> _To do_
Find each line with the word "James" and say how many there are, nothing else.

> _Data shown_

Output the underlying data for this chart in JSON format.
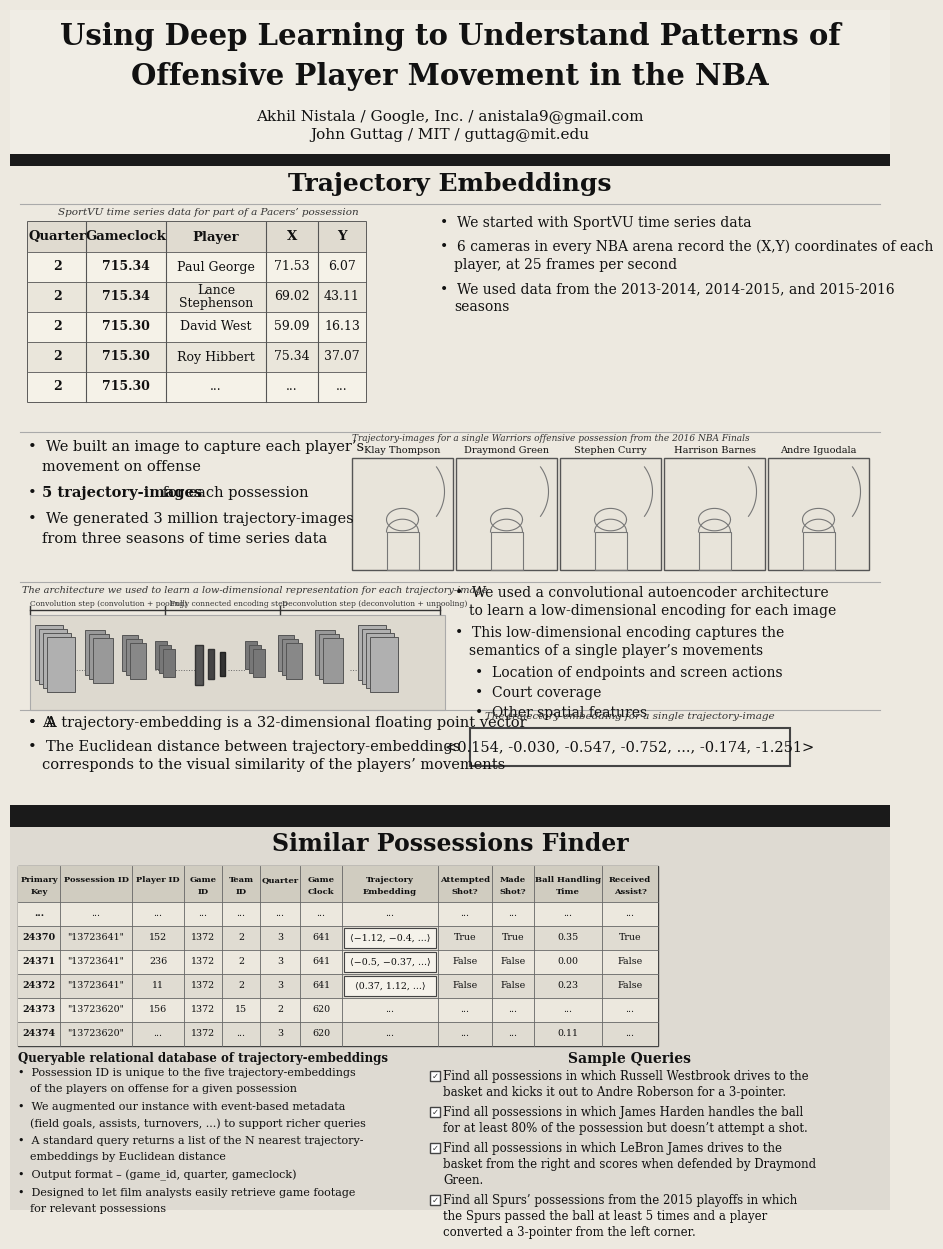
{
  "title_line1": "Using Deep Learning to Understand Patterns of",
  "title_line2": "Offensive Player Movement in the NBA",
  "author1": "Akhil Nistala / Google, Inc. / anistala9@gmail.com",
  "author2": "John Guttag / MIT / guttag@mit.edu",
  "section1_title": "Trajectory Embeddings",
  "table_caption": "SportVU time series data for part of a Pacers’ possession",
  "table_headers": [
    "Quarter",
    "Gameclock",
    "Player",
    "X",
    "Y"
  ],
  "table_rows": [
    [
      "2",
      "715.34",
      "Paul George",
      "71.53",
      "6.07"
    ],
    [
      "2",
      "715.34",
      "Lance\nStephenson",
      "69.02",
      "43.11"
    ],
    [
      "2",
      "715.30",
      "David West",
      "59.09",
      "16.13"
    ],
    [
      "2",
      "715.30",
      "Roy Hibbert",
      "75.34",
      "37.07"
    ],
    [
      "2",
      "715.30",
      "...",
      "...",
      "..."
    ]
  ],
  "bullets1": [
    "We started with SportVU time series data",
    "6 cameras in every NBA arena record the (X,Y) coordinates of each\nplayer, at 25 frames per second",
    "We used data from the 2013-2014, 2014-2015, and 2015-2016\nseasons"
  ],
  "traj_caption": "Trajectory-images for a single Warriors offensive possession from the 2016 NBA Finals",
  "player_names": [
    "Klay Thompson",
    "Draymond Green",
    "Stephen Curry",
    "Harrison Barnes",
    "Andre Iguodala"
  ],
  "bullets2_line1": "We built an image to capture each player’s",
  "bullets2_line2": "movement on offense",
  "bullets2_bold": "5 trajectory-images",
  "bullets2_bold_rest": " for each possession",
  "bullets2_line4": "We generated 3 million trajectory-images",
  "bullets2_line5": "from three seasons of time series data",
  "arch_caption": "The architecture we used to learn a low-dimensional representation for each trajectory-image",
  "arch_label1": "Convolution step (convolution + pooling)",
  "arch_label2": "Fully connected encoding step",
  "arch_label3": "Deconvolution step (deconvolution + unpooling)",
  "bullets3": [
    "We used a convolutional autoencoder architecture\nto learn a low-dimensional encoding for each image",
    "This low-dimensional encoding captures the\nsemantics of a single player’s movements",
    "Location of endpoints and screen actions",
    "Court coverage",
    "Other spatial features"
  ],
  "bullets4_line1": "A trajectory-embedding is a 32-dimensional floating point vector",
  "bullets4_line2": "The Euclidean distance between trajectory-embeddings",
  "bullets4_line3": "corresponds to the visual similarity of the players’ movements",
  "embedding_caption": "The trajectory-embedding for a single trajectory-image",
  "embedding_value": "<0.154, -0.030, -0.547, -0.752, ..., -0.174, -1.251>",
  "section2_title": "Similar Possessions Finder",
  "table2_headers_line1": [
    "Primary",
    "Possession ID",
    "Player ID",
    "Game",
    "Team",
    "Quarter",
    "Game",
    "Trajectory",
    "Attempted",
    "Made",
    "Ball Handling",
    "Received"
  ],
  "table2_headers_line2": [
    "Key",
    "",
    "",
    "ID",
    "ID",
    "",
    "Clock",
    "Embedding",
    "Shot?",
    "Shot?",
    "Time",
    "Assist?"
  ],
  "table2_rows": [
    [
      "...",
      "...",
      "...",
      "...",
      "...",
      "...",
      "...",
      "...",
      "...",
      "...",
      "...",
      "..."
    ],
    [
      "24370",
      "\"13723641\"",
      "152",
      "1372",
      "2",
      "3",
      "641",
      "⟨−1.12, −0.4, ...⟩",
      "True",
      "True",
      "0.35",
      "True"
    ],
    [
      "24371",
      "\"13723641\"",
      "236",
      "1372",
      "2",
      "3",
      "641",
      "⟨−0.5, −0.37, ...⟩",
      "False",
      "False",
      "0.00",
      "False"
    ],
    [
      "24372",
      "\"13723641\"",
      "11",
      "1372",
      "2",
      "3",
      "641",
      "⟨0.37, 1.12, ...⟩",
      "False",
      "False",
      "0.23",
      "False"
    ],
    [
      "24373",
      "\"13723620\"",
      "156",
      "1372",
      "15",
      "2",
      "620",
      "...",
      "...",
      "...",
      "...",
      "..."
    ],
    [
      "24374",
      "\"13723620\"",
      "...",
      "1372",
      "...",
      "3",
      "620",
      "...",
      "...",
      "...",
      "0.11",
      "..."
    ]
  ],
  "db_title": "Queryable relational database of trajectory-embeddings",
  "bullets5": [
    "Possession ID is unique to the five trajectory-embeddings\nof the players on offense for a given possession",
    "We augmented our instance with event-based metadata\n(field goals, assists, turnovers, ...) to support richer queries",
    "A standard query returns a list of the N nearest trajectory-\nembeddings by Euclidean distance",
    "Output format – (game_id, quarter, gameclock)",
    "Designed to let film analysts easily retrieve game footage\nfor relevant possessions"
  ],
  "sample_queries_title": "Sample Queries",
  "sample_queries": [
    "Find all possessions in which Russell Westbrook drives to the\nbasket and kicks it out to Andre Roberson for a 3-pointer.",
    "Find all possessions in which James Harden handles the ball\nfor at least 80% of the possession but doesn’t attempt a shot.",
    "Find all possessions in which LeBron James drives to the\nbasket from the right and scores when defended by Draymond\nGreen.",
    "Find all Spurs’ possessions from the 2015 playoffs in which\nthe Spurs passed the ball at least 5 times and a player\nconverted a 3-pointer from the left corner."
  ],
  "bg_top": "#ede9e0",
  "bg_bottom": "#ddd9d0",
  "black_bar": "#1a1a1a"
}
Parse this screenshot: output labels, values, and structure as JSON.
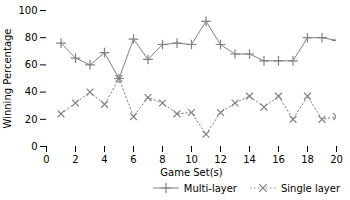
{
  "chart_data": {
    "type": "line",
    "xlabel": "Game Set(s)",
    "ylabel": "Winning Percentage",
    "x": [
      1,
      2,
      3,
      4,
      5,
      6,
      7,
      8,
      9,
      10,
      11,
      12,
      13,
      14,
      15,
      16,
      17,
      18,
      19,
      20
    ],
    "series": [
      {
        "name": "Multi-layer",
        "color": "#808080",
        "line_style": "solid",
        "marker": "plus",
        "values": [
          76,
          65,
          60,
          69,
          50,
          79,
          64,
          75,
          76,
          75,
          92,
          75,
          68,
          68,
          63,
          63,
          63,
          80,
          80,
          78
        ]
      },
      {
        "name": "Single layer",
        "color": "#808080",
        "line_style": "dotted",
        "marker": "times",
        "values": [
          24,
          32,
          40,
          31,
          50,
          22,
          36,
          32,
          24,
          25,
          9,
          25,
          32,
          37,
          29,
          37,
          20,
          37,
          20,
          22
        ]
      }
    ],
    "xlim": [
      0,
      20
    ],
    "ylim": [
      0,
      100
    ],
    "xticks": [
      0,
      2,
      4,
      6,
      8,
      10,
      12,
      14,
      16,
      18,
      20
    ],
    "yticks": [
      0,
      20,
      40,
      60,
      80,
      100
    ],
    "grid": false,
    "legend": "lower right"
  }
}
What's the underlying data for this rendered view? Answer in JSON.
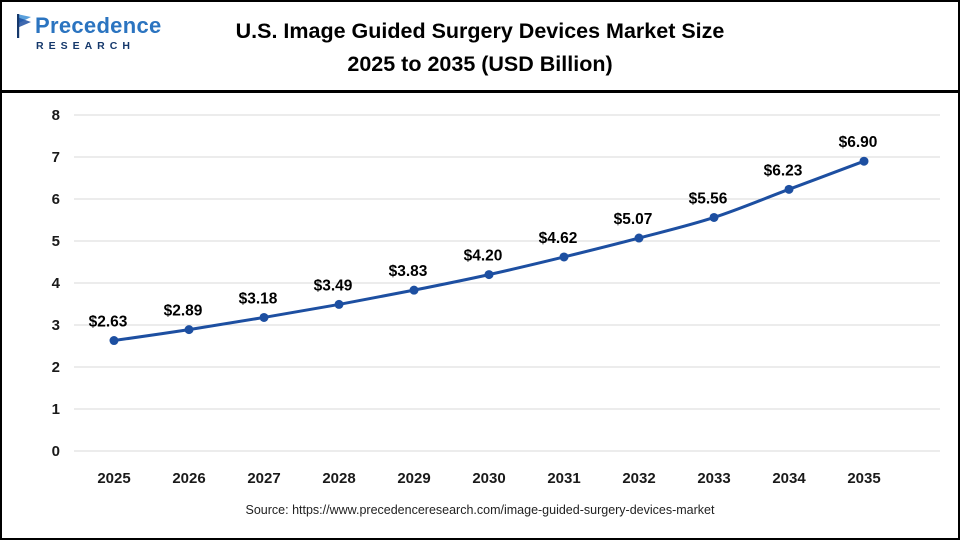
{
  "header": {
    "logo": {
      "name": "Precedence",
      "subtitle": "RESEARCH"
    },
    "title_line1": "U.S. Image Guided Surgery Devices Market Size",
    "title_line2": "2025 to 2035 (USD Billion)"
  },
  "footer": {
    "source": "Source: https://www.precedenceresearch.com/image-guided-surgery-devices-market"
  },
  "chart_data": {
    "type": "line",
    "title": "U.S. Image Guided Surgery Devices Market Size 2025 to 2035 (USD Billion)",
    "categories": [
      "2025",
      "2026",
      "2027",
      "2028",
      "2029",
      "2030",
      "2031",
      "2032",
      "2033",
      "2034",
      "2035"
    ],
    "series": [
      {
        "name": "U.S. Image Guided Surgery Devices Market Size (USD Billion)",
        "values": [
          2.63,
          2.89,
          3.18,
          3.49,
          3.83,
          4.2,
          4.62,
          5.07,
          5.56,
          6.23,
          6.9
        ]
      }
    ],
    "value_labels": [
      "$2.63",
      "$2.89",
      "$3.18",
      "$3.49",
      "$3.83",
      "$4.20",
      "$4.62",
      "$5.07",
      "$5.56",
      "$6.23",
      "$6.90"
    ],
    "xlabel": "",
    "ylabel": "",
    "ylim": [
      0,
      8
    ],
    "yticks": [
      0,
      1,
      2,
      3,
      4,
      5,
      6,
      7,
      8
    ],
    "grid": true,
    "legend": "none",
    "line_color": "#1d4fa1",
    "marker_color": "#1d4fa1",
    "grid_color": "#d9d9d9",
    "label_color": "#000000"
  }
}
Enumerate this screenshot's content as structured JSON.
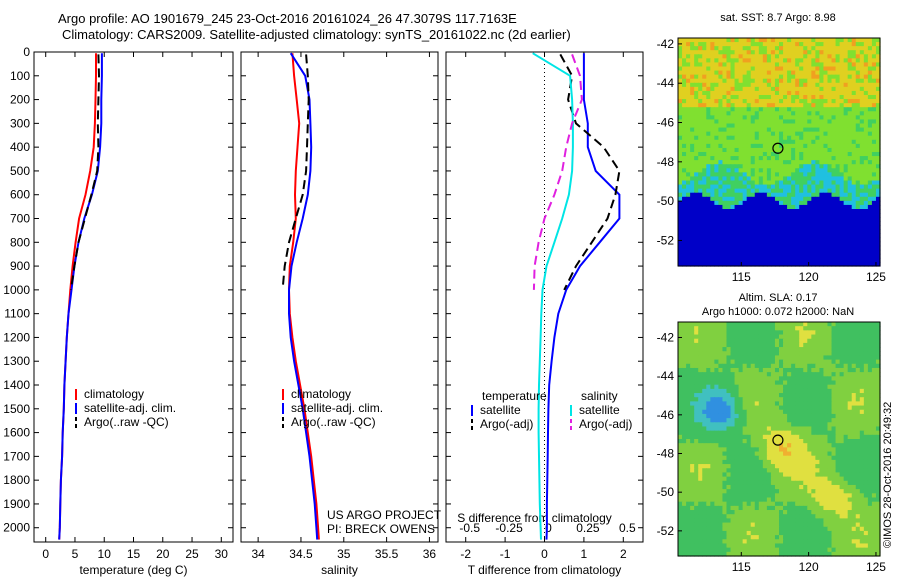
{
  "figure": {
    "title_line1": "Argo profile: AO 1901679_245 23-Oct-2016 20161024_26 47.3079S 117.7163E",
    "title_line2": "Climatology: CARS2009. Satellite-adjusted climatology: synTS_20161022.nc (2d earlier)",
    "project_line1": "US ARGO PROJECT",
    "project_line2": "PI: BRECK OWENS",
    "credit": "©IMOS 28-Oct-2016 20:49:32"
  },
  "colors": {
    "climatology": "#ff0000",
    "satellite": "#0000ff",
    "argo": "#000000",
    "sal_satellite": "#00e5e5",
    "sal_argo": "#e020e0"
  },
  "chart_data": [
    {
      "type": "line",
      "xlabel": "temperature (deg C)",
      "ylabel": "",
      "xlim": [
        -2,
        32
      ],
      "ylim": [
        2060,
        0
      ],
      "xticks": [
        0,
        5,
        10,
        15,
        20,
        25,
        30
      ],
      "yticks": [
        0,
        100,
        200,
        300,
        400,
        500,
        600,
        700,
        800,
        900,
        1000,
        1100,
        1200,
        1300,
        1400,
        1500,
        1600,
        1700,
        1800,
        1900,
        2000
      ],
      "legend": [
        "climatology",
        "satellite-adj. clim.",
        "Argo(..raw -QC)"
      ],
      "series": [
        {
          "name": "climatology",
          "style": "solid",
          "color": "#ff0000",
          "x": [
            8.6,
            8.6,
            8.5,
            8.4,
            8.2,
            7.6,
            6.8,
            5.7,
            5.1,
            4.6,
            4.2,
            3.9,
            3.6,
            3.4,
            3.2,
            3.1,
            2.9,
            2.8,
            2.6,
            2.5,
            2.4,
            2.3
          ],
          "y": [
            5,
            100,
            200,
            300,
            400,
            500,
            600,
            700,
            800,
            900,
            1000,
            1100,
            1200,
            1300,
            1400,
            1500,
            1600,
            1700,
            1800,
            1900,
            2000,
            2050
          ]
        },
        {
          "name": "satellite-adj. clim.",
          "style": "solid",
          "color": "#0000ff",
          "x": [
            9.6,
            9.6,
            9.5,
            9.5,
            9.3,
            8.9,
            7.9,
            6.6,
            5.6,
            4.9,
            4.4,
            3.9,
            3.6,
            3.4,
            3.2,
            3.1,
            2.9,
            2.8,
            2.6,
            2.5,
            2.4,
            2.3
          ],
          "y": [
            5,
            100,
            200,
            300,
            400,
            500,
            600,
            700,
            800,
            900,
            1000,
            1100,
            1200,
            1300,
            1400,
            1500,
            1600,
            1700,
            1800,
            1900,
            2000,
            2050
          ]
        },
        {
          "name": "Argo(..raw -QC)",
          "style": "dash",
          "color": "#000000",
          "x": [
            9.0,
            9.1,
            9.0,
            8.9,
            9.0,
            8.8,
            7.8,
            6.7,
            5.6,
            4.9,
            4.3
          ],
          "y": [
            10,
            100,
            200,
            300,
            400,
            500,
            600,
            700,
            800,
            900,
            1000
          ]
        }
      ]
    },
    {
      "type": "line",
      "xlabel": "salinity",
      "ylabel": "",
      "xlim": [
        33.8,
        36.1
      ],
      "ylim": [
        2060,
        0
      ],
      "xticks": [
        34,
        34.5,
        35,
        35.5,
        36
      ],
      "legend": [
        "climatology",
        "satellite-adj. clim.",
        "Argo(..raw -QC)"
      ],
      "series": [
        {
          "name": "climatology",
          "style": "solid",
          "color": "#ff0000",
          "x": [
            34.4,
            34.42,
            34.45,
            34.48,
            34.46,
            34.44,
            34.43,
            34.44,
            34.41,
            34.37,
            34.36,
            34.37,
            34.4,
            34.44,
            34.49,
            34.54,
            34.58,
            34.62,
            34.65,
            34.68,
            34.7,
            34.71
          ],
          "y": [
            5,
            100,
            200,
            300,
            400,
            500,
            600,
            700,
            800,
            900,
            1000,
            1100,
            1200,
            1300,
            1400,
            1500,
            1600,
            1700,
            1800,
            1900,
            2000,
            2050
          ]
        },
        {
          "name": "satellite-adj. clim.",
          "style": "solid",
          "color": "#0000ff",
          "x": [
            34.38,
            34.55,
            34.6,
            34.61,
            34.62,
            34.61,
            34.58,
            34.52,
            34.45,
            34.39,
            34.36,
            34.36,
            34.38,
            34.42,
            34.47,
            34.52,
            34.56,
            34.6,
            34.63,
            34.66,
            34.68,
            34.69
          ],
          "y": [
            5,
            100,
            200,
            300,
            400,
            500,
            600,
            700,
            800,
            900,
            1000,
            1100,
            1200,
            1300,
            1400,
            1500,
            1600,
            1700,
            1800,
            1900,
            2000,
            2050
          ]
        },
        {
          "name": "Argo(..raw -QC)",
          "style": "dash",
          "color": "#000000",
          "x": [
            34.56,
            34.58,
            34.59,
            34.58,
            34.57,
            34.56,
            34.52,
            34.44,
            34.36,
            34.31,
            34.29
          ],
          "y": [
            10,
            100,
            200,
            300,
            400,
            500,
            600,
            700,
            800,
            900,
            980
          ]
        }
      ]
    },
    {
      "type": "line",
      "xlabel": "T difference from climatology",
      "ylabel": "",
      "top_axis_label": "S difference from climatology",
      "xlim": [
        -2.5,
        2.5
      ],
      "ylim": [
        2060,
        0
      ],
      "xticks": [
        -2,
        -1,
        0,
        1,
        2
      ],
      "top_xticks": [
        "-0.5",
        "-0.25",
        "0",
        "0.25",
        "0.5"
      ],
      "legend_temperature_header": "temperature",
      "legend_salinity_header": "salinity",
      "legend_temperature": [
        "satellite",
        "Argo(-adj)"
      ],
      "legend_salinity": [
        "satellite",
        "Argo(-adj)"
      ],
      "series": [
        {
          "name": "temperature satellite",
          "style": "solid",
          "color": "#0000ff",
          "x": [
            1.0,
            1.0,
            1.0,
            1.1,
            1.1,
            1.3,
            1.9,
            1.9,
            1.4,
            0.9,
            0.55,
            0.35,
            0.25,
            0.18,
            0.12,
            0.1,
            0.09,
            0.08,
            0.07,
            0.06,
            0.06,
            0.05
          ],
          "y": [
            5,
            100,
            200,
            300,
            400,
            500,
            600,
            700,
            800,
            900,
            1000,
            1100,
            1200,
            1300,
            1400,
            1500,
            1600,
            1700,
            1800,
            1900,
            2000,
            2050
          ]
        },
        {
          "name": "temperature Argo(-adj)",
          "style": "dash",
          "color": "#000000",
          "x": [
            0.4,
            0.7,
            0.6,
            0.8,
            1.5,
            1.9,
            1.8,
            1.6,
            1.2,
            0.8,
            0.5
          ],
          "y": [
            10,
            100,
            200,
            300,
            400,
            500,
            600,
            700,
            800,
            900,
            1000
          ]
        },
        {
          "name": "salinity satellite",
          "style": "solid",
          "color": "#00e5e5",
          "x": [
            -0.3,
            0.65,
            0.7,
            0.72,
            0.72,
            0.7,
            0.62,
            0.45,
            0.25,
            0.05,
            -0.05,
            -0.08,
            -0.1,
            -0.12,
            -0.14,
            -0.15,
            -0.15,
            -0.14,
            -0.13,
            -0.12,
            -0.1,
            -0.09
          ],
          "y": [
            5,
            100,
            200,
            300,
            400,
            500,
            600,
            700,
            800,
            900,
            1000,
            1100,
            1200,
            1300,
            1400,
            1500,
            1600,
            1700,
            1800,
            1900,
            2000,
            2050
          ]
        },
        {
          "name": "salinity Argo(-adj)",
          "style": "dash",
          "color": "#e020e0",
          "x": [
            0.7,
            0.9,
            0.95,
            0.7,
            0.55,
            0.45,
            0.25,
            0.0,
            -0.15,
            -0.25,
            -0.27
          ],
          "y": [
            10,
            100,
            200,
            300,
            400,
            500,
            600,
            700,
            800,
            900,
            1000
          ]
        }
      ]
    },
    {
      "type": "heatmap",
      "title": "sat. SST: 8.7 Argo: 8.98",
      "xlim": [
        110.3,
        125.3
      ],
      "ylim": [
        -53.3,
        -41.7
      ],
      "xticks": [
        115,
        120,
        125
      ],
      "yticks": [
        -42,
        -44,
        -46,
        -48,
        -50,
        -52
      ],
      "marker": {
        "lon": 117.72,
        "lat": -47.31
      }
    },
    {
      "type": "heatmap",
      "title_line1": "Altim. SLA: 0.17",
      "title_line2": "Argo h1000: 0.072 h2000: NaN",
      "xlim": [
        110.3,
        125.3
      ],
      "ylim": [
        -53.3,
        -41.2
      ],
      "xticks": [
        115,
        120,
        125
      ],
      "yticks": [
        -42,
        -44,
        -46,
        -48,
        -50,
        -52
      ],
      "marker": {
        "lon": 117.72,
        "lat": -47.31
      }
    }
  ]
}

> _Output below_
2